▶ To be done
Return the lines below that carry the word "Solenoid".

▶ Provided data
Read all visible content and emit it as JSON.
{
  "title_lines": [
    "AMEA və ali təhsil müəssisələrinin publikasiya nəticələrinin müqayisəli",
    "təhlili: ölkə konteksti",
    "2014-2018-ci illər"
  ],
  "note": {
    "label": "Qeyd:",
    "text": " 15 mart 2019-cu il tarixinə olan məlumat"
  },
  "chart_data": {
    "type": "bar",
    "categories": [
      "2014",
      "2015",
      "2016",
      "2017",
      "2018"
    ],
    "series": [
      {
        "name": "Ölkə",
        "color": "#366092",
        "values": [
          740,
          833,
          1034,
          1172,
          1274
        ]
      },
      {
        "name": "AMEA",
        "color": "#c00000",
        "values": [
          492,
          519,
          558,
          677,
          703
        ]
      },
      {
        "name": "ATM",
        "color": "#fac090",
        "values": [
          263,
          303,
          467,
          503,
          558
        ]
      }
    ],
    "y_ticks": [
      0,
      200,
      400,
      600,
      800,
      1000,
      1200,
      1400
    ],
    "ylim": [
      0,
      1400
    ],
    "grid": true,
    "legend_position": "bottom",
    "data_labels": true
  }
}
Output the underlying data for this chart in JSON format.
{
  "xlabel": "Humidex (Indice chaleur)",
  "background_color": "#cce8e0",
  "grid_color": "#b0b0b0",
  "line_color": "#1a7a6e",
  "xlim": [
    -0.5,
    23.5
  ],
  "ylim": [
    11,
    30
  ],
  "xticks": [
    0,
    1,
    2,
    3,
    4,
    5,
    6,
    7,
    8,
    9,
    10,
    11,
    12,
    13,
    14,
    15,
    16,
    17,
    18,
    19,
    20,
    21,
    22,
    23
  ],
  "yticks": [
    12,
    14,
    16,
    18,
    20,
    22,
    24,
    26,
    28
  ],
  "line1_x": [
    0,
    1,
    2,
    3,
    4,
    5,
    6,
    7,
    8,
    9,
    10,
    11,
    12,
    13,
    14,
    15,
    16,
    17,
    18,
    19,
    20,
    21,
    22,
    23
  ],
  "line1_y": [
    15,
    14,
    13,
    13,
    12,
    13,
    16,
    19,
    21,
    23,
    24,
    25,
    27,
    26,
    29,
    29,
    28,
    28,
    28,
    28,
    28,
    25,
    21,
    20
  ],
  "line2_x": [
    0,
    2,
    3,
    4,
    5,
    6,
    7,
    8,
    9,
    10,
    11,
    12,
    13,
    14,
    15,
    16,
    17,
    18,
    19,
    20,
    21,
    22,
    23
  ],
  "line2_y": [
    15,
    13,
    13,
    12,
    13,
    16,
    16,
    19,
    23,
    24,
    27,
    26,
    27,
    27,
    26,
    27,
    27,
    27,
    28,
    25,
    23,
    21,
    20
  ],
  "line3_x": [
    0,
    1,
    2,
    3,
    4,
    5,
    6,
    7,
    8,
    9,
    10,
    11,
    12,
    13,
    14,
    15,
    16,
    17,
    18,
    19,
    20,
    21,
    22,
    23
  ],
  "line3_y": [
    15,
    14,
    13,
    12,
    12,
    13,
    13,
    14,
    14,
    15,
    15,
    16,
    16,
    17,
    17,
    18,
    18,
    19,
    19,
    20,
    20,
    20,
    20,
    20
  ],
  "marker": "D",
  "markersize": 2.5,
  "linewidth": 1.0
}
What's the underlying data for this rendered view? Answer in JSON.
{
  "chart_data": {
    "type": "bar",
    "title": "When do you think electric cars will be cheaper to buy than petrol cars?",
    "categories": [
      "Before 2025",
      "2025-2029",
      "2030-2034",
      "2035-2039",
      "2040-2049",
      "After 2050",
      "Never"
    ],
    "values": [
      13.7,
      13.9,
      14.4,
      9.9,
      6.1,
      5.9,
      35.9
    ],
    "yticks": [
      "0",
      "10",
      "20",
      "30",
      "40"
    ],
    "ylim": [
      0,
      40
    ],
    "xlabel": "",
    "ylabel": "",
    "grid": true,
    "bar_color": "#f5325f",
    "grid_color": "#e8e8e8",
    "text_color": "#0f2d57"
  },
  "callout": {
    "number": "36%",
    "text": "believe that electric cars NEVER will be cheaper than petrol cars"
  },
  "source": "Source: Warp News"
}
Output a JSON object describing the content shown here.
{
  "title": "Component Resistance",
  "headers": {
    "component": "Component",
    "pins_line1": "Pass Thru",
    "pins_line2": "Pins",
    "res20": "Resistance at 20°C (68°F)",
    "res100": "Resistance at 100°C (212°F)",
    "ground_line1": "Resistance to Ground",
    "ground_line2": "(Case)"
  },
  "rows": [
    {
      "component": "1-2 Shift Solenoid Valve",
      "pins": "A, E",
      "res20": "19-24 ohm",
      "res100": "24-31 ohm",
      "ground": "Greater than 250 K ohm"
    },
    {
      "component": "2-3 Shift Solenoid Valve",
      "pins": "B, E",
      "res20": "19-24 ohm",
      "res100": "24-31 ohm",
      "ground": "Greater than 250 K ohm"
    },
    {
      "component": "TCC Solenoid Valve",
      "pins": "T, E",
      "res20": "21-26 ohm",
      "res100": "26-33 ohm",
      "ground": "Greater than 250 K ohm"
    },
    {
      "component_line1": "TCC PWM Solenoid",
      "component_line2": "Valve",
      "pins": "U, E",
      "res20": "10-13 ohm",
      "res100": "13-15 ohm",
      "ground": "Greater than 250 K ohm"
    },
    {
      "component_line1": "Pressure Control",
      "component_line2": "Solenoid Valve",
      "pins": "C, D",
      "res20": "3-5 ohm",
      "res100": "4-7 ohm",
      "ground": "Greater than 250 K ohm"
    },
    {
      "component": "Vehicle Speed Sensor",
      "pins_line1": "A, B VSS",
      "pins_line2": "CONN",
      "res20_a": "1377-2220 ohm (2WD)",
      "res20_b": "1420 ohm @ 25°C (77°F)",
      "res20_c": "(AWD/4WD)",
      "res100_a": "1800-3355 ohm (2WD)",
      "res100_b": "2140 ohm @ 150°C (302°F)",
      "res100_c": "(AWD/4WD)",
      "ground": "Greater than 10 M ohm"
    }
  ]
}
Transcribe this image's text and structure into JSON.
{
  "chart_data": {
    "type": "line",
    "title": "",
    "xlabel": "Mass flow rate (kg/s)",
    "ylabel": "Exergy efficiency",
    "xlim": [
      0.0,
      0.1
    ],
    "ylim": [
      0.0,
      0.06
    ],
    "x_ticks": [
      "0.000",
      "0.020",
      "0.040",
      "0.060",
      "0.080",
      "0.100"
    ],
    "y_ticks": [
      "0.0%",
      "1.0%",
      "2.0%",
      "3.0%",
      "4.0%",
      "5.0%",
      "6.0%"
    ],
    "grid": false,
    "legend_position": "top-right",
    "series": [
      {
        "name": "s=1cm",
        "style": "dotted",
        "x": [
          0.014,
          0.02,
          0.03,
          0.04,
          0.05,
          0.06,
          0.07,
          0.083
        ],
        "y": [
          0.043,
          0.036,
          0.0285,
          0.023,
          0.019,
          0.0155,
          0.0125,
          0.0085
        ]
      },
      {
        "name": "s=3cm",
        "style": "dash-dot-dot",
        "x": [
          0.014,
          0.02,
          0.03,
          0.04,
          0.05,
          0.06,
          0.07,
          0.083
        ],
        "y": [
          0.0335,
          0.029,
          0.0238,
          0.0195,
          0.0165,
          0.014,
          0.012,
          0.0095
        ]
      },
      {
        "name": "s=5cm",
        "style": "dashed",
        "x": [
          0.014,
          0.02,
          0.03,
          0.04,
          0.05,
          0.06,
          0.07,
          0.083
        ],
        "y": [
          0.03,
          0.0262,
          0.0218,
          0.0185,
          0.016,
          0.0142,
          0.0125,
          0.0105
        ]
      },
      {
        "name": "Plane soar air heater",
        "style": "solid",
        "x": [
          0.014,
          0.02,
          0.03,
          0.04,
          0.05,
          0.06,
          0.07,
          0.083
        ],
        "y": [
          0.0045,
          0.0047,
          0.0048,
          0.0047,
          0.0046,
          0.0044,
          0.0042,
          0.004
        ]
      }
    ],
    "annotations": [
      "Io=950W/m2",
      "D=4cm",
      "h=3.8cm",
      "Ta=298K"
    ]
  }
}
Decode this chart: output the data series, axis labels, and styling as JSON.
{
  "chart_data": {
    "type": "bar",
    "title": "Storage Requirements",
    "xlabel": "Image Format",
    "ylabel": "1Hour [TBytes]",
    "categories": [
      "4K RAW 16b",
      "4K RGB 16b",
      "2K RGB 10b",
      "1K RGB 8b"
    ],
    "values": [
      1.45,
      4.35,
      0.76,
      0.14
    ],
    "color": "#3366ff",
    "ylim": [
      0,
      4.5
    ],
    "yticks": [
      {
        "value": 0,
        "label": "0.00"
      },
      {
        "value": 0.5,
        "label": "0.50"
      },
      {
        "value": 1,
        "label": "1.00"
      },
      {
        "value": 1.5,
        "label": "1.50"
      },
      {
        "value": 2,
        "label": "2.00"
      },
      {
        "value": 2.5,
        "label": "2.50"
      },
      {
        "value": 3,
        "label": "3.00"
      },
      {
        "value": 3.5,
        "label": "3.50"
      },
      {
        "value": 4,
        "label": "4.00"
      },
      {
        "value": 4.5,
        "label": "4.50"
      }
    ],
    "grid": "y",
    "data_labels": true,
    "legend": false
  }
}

▶ Finished exercise
      "component": "1-2 Shift Solenoid Valve",
      "component": "2-3 Shift Solenoid Valve",
      "component": "TCC Solenoid Valve",
      "component_line1": "TCC PWM Solenoid",
      "component_line2": "Solenoid Valve",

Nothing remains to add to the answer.